-- Begin Input data --

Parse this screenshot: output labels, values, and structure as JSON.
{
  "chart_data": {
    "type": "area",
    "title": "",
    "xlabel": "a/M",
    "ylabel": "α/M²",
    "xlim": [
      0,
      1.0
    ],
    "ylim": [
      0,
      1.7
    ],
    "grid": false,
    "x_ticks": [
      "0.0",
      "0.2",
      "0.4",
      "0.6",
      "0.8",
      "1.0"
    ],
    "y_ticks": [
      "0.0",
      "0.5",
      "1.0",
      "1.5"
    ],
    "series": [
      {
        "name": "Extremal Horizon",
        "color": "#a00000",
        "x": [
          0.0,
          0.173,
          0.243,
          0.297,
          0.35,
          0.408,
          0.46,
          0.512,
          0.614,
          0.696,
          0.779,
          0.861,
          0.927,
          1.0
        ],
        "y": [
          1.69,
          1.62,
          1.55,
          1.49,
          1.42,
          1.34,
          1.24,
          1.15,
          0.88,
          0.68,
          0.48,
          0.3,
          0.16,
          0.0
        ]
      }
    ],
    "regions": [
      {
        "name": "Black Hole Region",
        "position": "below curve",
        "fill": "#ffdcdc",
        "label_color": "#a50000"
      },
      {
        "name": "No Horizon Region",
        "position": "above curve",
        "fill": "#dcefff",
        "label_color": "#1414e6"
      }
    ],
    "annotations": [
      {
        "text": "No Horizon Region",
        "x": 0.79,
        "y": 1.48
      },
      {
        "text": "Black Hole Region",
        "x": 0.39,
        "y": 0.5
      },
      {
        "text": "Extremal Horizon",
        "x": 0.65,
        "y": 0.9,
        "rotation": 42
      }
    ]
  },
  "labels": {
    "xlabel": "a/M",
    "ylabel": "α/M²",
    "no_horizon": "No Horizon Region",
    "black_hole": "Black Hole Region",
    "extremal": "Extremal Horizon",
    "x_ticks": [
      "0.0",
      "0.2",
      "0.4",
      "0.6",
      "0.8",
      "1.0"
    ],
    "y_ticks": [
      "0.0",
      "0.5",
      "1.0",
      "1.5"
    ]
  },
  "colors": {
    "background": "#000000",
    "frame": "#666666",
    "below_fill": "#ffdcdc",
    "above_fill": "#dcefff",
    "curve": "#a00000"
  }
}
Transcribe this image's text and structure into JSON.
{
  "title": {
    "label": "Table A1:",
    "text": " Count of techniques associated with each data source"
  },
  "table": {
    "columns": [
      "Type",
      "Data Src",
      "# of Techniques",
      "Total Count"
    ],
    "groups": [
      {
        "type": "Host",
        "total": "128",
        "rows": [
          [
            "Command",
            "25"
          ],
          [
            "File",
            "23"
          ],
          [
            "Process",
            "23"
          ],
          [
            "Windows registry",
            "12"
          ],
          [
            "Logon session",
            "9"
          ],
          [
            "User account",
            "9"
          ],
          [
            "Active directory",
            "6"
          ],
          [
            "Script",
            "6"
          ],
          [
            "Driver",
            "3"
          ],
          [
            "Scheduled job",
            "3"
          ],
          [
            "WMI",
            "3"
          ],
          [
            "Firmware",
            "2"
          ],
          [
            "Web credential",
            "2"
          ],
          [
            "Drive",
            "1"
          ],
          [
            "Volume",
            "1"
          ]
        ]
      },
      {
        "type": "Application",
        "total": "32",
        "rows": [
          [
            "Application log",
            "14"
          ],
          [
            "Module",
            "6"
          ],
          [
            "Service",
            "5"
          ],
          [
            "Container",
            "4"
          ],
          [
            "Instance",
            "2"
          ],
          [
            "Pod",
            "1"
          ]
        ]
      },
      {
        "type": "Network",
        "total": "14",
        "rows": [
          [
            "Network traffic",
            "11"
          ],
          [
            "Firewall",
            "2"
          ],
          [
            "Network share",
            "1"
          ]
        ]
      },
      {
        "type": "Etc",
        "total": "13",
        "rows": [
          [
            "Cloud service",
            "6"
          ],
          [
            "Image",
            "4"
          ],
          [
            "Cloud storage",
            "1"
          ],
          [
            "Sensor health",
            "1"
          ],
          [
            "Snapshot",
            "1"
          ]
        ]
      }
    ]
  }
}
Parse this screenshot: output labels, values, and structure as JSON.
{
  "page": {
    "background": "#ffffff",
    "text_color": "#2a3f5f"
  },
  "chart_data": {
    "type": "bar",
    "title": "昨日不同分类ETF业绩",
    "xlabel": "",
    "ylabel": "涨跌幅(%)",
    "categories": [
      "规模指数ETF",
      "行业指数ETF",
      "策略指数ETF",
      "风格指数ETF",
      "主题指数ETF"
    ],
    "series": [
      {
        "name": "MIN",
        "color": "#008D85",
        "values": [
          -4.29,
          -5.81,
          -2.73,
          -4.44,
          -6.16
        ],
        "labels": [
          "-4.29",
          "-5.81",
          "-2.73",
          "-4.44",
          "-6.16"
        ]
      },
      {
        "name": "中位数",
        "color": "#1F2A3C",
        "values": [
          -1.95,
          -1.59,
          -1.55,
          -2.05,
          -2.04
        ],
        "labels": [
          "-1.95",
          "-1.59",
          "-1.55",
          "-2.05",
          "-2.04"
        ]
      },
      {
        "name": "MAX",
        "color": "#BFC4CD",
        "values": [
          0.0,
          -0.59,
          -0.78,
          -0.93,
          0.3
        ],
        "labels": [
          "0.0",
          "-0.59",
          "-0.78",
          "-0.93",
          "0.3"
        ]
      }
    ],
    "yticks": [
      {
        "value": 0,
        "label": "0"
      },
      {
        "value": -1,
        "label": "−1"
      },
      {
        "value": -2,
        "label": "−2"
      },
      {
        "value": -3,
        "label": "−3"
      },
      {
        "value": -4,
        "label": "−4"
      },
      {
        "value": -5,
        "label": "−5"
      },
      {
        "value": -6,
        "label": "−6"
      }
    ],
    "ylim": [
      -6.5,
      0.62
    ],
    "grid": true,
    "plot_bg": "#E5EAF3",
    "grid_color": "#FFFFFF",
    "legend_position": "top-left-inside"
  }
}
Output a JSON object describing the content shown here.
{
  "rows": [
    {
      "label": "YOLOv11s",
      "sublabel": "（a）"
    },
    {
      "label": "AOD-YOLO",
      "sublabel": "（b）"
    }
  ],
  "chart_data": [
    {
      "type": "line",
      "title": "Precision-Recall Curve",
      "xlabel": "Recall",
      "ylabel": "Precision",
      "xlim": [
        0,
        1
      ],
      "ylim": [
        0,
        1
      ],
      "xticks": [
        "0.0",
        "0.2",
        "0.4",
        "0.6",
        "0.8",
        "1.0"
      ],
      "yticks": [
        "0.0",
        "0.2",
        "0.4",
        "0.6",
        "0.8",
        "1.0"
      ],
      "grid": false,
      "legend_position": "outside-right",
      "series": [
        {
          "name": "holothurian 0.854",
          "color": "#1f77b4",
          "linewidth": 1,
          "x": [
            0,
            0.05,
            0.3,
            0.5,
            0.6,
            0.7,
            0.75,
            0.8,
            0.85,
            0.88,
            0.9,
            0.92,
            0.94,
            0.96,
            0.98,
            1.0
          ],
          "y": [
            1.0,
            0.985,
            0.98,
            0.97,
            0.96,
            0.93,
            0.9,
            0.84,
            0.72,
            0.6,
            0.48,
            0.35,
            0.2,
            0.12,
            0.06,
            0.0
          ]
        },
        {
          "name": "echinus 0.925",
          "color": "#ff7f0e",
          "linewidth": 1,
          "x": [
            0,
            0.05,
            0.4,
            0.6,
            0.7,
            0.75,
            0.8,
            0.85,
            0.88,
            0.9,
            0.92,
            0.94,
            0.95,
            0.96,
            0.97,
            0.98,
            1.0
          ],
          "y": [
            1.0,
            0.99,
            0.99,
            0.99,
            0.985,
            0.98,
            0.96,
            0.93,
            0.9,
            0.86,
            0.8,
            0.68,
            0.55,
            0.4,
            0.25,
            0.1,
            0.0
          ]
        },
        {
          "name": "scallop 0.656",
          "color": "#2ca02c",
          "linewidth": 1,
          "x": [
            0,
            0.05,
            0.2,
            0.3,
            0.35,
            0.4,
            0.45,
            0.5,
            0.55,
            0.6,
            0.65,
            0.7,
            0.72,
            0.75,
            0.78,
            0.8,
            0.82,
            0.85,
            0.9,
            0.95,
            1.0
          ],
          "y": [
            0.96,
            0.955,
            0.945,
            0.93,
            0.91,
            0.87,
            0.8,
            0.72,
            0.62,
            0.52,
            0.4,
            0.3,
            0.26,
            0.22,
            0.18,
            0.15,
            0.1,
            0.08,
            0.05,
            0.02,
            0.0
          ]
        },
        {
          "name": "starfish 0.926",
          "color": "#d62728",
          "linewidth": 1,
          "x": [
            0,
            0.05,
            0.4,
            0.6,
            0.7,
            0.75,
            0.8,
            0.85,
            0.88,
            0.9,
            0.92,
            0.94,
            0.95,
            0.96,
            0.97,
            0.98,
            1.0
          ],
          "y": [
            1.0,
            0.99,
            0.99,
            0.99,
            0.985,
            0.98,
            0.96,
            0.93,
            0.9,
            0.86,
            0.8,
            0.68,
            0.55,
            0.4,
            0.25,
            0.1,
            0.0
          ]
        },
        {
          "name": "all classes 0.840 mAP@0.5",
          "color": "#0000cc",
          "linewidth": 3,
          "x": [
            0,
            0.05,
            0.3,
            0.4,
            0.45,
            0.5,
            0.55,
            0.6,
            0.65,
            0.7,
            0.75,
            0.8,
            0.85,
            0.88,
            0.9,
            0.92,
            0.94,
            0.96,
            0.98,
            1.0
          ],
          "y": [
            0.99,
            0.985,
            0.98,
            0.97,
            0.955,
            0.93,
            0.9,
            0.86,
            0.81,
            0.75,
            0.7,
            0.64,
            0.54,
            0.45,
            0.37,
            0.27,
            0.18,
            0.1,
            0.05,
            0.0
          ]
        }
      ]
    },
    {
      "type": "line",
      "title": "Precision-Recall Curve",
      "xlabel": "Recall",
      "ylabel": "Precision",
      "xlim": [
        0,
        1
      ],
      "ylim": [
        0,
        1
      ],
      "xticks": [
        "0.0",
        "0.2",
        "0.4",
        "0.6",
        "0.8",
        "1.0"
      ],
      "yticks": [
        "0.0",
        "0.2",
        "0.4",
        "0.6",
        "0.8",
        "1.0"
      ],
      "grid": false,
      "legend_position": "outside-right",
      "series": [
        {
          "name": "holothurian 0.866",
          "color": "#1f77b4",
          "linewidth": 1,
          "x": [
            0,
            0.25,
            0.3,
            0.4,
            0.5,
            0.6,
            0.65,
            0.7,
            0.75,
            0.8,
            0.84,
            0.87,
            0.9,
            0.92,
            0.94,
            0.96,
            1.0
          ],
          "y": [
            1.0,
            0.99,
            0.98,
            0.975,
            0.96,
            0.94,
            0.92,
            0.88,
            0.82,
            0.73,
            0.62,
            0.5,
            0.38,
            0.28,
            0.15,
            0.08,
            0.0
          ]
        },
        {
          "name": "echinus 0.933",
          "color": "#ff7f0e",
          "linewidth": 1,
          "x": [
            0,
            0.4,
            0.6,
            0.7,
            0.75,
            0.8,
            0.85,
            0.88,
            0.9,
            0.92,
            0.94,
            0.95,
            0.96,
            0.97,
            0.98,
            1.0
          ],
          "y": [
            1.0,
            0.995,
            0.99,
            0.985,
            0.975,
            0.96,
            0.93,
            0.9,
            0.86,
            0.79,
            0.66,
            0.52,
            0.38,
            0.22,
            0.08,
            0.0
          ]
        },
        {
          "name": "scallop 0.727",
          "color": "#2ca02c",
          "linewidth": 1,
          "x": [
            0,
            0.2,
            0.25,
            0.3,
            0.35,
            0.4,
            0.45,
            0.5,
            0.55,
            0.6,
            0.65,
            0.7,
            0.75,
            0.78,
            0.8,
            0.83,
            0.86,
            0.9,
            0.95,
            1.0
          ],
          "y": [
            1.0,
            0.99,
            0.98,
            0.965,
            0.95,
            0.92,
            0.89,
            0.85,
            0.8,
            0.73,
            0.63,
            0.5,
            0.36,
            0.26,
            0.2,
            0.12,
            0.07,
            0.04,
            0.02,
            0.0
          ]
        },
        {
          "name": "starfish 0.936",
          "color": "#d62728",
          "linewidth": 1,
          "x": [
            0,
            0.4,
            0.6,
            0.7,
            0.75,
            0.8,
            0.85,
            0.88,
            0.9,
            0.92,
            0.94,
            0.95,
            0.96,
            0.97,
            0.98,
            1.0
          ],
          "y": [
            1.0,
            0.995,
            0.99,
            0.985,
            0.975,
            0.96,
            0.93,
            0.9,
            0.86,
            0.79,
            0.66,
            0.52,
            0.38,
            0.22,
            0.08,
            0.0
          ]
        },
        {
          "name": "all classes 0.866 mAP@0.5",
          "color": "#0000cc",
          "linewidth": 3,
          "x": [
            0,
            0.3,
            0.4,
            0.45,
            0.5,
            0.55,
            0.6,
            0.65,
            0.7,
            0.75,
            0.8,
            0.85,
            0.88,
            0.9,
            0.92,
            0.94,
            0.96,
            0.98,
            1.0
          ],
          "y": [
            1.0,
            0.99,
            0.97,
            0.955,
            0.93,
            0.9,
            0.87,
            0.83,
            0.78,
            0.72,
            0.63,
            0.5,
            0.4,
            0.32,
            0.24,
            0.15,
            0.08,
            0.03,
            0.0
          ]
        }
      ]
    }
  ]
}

-- End Input data --

→ **What the task asks**
Check each line of the entries for the string "classes". Copy the lines that have it.

→ **Answer in full**
          "name": "all classes 0.840 mAP@0.5",
          "name": "all classes 0.866 mAP@0.5",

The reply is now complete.